* Task goal
Every line below must be reproduced exactly. Copy them all.

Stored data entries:

------------------------

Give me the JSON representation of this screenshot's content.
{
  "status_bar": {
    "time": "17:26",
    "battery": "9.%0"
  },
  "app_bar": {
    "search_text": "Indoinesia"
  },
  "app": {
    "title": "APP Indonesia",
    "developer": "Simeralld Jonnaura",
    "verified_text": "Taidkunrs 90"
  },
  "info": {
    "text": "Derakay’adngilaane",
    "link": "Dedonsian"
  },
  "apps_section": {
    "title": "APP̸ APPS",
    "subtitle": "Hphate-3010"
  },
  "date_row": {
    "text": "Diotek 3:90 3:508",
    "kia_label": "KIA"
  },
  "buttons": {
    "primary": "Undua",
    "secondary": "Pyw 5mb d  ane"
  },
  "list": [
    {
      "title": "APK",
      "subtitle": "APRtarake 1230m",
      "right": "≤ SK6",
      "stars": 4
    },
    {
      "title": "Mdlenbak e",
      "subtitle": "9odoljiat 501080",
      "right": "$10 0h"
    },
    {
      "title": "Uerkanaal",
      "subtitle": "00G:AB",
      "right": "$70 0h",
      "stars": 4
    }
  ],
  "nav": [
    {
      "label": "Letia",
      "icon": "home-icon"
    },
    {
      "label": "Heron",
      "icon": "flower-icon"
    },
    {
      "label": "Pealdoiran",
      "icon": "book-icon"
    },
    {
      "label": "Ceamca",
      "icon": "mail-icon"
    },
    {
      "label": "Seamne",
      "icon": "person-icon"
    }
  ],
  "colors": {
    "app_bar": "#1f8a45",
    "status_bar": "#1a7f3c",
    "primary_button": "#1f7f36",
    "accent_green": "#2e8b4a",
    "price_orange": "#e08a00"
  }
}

------------------------

* Solution to this task
Give me the JSON representation of this screenshot's content.
{
  "status_bar": {
    "time": "17:26",
    "battery": "9.%0"
  },
  "app_bar": {
    "search_text": "Indoinesia"
  },
  "app": {
    "title": "APP Indonesia",
    "developer": "Simeralld Jonnaura",
    "verified_text": "Taidkunrs 90"
  },
  "info": {
    "text": "Derakay’adngilaane",
    "link": "Dedonsian"
  },
  "apps_section": {
    "title": "APP̸ APPS",
    "subtitle": "Hphate-3010"
  },
  "date_row": {
    "text": "Diotek 3:90 3:508",
    "kia_label": "KIA"
  },
  "buttons": {
    "primary": "Undua",
    "secondary": "Pyw 5mb d  ane"
  },
  "list": [
    {
      "title": "APK",
      "subtitle": "APRtarake 1230m",
      "right": "≤ SK6",
      "stars": 4
    },
    {
      "title": "Mdlenbak e",
      "subtitle": "9odoljiat 501080",
      "right": "$10 0h"
    },
    {
      "title": "Uerkanaal",
      "subtitle": "00G:AB",
      "right": "$70 0h",
      "stars": 4
    }
  ],
  "nav": [
    {
      "label": "Letia",
      "icon": "home-icon"
    },
    {
      "label": "Heron",
      "icon": "flower-icon"
    },
    {
      "label": "Pealdoiran",
      "icon": "book-icon"
    },
    {
      "label": "Ceamca",
      "icon": "mail-icon"
    },
    {
      "label": "Seamne",
      "icon": "person-icon"
    }
  ],
  "colors": {
    "app_bar": "#1f8a45",
    "status_bar": "#1a7f3c",
    "primary_button": "#1f7f36",
    "accent_green": "#2e8b4a",
    "price_orange": "#e08a00"
  }
}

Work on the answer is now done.